▶ **Directive**: In the entries below, count every line containing "juni". Return the number and nothing else.

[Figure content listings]
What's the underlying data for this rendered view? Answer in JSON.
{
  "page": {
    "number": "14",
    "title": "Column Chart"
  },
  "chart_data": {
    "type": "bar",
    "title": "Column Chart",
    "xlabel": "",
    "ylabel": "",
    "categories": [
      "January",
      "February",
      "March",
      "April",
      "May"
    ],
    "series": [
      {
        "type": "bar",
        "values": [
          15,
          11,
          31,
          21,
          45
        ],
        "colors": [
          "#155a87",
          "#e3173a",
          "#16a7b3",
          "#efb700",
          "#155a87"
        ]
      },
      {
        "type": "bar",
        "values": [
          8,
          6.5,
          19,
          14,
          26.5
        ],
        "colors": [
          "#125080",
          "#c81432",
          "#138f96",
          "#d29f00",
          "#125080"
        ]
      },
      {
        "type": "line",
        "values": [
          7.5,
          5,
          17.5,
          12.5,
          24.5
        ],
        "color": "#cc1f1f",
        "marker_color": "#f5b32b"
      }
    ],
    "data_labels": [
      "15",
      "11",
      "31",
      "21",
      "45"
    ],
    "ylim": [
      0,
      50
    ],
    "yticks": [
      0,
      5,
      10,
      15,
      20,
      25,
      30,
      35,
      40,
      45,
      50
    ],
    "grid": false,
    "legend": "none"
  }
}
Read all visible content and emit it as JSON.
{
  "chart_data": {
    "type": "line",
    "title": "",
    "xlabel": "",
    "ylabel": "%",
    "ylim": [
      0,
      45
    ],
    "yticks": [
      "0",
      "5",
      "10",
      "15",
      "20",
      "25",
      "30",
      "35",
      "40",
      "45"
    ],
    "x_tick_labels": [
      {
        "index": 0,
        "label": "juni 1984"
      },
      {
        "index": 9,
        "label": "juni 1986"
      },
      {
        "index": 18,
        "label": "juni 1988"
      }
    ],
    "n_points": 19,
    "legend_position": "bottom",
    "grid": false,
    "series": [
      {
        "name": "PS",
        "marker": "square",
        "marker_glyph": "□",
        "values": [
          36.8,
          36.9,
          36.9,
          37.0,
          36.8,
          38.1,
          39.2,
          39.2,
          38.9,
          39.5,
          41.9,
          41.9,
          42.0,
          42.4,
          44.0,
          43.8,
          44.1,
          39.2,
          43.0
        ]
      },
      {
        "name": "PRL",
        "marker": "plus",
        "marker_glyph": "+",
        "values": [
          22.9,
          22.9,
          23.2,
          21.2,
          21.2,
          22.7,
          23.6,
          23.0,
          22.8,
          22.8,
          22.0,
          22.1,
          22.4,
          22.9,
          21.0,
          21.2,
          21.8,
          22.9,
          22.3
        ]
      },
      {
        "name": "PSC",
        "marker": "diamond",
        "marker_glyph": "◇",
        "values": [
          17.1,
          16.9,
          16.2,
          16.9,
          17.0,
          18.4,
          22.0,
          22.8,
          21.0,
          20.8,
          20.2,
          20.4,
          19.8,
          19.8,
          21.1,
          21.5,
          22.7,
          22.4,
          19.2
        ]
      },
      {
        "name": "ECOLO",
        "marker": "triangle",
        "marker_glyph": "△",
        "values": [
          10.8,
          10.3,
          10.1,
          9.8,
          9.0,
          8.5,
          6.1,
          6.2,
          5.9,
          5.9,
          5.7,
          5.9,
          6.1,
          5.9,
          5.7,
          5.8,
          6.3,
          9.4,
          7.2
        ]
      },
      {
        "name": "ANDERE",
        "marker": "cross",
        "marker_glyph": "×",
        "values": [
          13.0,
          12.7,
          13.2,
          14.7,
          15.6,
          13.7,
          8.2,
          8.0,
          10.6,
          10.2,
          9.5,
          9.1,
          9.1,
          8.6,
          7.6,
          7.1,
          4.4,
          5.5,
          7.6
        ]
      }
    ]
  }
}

▶ **Worked solution**: 3